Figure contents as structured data
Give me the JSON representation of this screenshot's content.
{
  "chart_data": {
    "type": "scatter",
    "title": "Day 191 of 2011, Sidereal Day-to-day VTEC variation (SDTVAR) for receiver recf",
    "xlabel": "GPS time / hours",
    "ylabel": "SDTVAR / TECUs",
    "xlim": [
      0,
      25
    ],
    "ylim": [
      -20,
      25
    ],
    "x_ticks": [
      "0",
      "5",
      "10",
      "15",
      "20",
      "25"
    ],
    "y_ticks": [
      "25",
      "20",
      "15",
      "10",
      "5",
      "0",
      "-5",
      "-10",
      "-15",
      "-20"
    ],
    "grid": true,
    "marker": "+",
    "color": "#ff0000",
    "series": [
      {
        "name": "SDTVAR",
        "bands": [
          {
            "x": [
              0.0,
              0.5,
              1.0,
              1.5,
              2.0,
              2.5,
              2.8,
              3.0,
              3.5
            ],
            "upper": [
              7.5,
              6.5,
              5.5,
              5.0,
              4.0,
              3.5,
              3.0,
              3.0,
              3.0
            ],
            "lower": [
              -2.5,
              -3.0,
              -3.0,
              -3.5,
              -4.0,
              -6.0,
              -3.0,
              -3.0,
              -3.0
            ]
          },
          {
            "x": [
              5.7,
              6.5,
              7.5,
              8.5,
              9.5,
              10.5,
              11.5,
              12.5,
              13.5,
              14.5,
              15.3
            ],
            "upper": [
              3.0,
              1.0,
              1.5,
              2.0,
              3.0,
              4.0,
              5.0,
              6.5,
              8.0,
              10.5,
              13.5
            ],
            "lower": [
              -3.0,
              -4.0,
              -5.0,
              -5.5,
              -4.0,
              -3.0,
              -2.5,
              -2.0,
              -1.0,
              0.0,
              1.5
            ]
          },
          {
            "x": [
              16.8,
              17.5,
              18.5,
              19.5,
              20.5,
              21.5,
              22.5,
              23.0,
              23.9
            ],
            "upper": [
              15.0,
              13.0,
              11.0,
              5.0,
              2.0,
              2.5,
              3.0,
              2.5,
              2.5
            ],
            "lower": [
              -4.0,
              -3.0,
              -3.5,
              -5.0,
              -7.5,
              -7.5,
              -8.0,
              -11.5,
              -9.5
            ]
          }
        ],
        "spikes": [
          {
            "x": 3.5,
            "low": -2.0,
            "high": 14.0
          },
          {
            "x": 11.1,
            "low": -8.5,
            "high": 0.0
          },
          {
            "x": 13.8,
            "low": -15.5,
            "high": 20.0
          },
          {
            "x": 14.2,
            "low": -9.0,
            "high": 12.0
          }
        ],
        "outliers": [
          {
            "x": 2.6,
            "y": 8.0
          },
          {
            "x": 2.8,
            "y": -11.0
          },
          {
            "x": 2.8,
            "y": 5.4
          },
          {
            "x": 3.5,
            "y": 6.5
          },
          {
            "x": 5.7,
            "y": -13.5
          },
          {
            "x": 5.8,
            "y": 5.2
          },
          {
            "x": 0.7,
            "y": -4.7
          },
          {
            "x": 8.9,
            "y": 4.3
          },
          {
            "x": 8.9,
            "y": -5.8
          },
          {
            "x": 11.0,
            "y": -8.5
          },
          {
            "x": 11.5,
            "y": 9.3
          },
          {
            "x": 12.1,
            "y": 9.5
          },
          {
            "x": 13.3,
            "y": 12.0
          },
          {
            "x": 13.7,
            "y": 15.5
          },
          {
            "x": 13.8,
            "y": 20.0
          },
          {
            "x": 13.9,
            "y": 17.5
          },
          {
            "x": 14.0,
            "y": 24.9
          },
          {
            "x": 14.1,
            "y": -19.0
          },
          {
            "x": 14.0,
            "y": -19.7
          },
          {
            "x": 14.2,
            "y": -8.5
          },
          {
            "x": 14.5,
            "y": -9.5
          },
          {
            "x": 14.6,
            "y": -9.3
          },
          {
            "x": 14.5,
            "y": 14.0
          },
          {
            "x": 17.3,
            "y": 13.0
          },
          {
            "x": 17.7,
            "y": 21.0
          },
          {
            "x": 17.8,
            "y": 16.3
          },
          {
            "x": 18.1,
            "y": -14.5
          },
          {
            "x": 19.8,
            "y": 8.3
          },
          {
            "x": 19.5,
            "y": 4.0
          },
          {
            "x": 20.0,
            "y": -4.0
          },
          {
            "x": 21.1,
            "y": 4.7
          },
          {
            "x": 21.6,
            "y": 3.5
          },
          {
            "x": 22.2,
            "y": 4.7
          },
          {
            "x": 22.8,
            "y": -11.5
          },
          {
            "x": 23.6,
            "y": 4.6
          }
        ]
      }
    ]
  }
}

PROBLEM STATEMENT
Print all of the entries exactly as they are written.

EXERCISE RESULT
Give me the JSON representation of this screenshot's content.
{
  "chart_data": {
    "type": "scatter",
    "title": "Day 191 of 2011, Sidereal Day-to-day VTEC variation (SDTVAR) for receiver recf",
    "xlabel": "GPS time / hours",
    "ylabel": "SDTVAR / TECUs",
    "xlim": [
      0,
      25
    ],
    "ylim": [
      -20,
      25
    ],
    "x_ticks": [
      "0",
      "5",
      "10",
      "15",
      "20",
      "25"
    ],
    "y_ticks": [
      "25",
      "20",
      "15",
      "10",
      "5",
      "0",
      "-5",
      "-10",
      "-15",
      "-20"
    ],
    "grid": true,
    "marker": "+",
    "color": "#ff0000",
    "series": [
      {
        "name": "SDTVAR",
        "bands": [
          {
            "x": [
              0.0,
              0.5,
              1.0,
              1.5,
              2.0,
              2.5,
              2.8,
              3.0,
              3.5
            ],
            "upper": [
              7.5,
              6.5,
              5.5,
              5.0,
              4.0,
              3.5,
              3.0,
              3.0,
              3.0
            ],
            "lower": [
              -2.5,
              -3.0,
              -3.0,
              -3.5,
              -4.0,
              -6.0,
              -3.0,
              -3.0,
              -3.0
            ]
          },
          {
            "x": [
              5.7,
              6.5,
              7.5,
              8.5,
              9.5,
              10.5,
              11.5,
              12.5,
              13.5,
              14.5,
              15.3
            ],
            "upper": [
              3.0,
              1.0,
              1.5,
              2.0,
              3.0,
              4.0,
              5.0,
              6.5,
              8.0,
              10.5,
              13.5
            ],
            "lower": [
              -3.0,
              -4.0,
              -5.0,
              -5.5,
              -4.0,
              -3.0,
              -2.5,
              -2.0,
              -1.0,
              0.0,
              1.5
            ]
          },
          {
            "x": [
              16.8,
              17.5,
              18.5,
              19.5,
              20.5,
              21.5,
              22.5,
              23.0,
              23.9
            ],
            "upper": [
              15.0,
              13.0,
              11.0,
              5.0,
              2.0,
              2.5,
              3.0,
              2.5,
              2.5
            ],
            "lower": [
              -4.0,
              -3.0,
              -3.5,
              -5.0,
              -7.5,
              -7.5,
              -8.0,
              -11.5,
              -9.5
            ]
          }
        ],
        "spikes": [
          {
            "x": 3.5,
            "low": -2.0,
            "high": 14.0
          },
          {
            "x": 11.1,
            "low": -8.5,
            "high": 0.0
          },
          {
            "x": 13.8,
            "low": -15.5,
            "high": 20.0
          },
          {
            "x": 14.2,
            "low": -9.0,
            "high": 12.0
          }
        ],
        "outliers": [
          {
            "x": 2.6,
            "y": 8.0
          },
          {
            "x": 2.8,
            "y": -11.0
          },
          {
            "x": 2.8,
            "y": 5.4
          },
          {
            "x": 3.5,
            "y": 6.5
          },
          {
            "x": 5.7,
            "y": -13.5
          },
          {
            "x": 5.8,
            "y": 5.2
          },
          {
            "x": 0.7,
            "y": -4.7
          },
          {
            "x": 8.9,
            "y": 4.3
          },
          {
            "x": 8.9,
            "y": -5.8
          },
          {
            "x": 11.0,
            "y": -8.5
          },
          {
            "x": 11.5,
            "y": 9.3
          },
          {
            "x": 12.1,
            "y": 9.5
          },
          {
            "x": 13.3,
            "y": 12.0
          },
          {
            "x": 13.7,
            "y": 15.5
          },
          {
            "x": 13.8,
            "y": 20.0
          },
          {
            "x": 13.9,
            "y": 17.5
          },
          {
            "x": 14.0,
            "y": 24.9
          },
          {
            "x": 14.1,
            "y": -19.0
          },
          {
            "x": 14.0,
            "y": -19.7
          },
          {
            "x": 14.2,
            "y": -8.5
          },
          {
            "x": 14.5,
            "y": -9.5
          },
          {
            "x": 14.6,
            "y": -9.3
          },
          {
            "x": 14.5,
            "y": 14.0
          },
          {
            "x": 17.3,
            "y": 13.0
          },
          {
            "x": 17.7,
            "y": 21.0
          },
          {
            "x": 17.8,
            "y": 16.3
          },
          {
            "x": 18.1,
            "y": -14.5
          },
          {
            "x": 19.8,
            "y": 8.3
          },
          {
            "x": 19.5,
            "y": 4.0
          },
          {
            "x": 20.0,
            "y": -4.0
          },
          {
            "x": 21.1,
            "y": 4.7
          },
          {
            "x": 21.6,
            "y": 3.5
          },
          {
            "x": 22.2,
            "y": 4.7
          },
          {
            "x": 22.8,
            "y": -11.5
          },
          {
            "x": 23.6,
            "y": 4.6
          }
        ]
      }
    ]
  }
}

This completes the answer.